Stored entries

= = = =

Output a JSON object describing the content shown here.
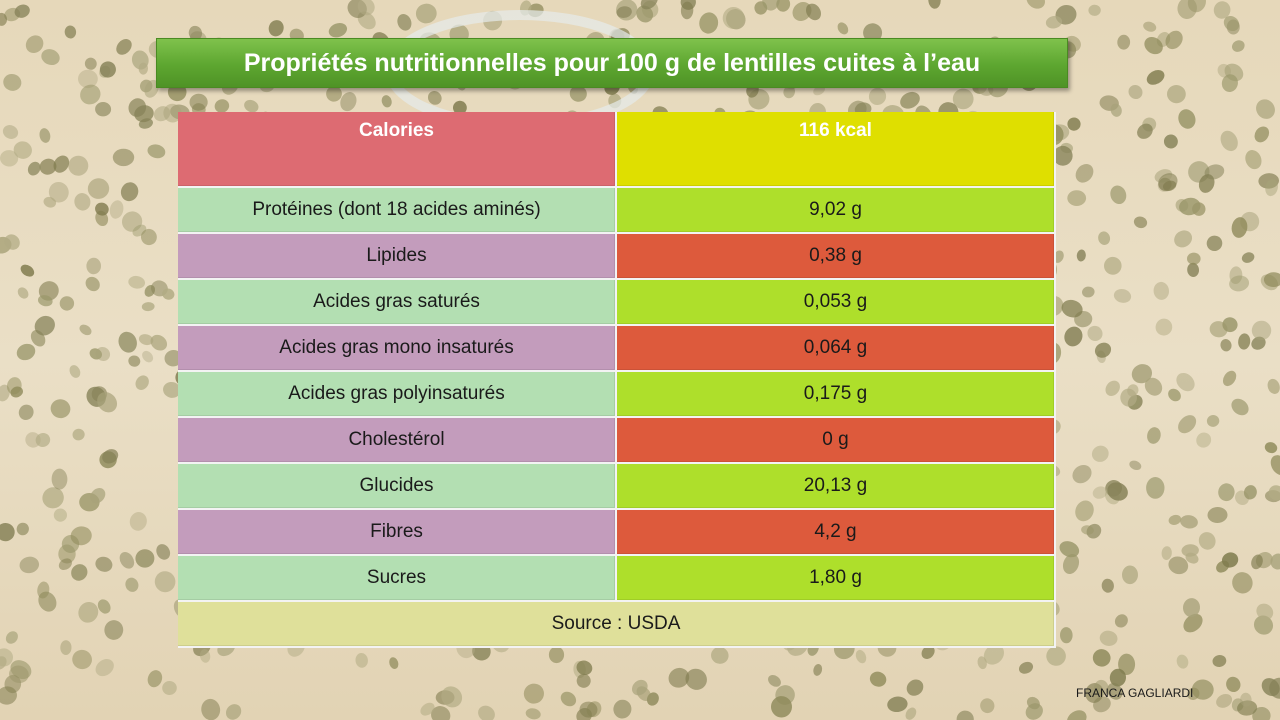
{
  "slide": {
    "title": "Propriétés nutritionnelles pour 100 g de lentilles cuites à l’eau",
    "credit": "FRANCA GAGLIARDI"
  },
  "table": {
    "header": {
      "name": "Calories",
      "value": "116 kcal"
    },
    "rows": [
      {
        "name": "Protéines (dont 18 acides aminés)",
        "value": "9,02 g"
      },
      {
        "name": "Lipides",
        "value": "0,38 g"
      },
      {
        "name": "Acides gras saturés",
        "value": "0,053 g"
      },
      {
        "name": "Acides gras mono insaturés",
        "value": "0,064 g"
      },
      {
        "name": "Acides gras polyinsaturés",
        "value": "0,175 g"
      },
      {
        "name": "Cholestérol",
        "value": "0 g"
      },
      {
        "name": "Glucides",
        "value": "20,13 g"
      },
      {
        "name": "Fibres",
        "value": "4,2 g"
      },
      {
        "name": "Sucres",
        "value": "1,80 g"
      }
    ],
    "source": "Source : USDA"
  },
  "colors": {
    "title_banner": "#5da630",
    "header_name": "#dd6b72",
    "header_value": "#dfdf00",
    "row_name_green": "#b3dfb2",
    "row_name_purple": "#c39cbc",
    "row_value_green": "#aedf2b",
    "row_value_red": "#dd5a3c",
    "source_row": "#dfe09a"
  }
}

= = = =

## What this task involves
Retype the data above exactly; pictures are not part of the copy.

## Solution to the exercise
Output a JSON object describing the content shown here.
{
  "slide": {
    "title": "Propriétés nutritionnelles pour 100 g de lentilles cuites à l’eau",
    "credit": "FRANCA GAGLIARDI"
  },
  "table": {
    "header": {
      "name": "Calories",
      "value": "116 kcal"
    },
    "rows": [
      {
        "name": "Protéines (dont 18 acides aminés)",
        "value": "9,02 g"
      },
      {
        "name": "Lipides",
        "value": "0,38 g"
      },
      {
        "name": "Acides gras saturés",
        "value": "0,053 g"
      },
      {
        "name": "Acides gras mono insaturés",
        "value": "0,064 g"
      },
      {
        "name": "Acides gras polyinsaturés",
        "value": "0,175 g"
      },
      {
        "name": "Cholestérol",
        "value": "0 g"
      },
      {
        "name": "Glucides",
        "value": "20,13 g"
      },
      {
        "name": "Fibres",
        "value": "4,2 g"
      },
      {
        "name": "Sucres",
        "value": "1,80 g"
      }
    ],
    "source": "Source : USDA"
  },
  "colors": {
    "title_banner": "#5da630",
    "header_name": "#dd6b72",
    "header_value": "#dfdf00",
    "row_name_green": "#b3dfb2",
    "row_name_purple": "#c39cbc",
    "row_value_green": "#aedf2b",
    "row_value_red": "#dd5a3c",
    "source_row": "#dfe09a"
  }
}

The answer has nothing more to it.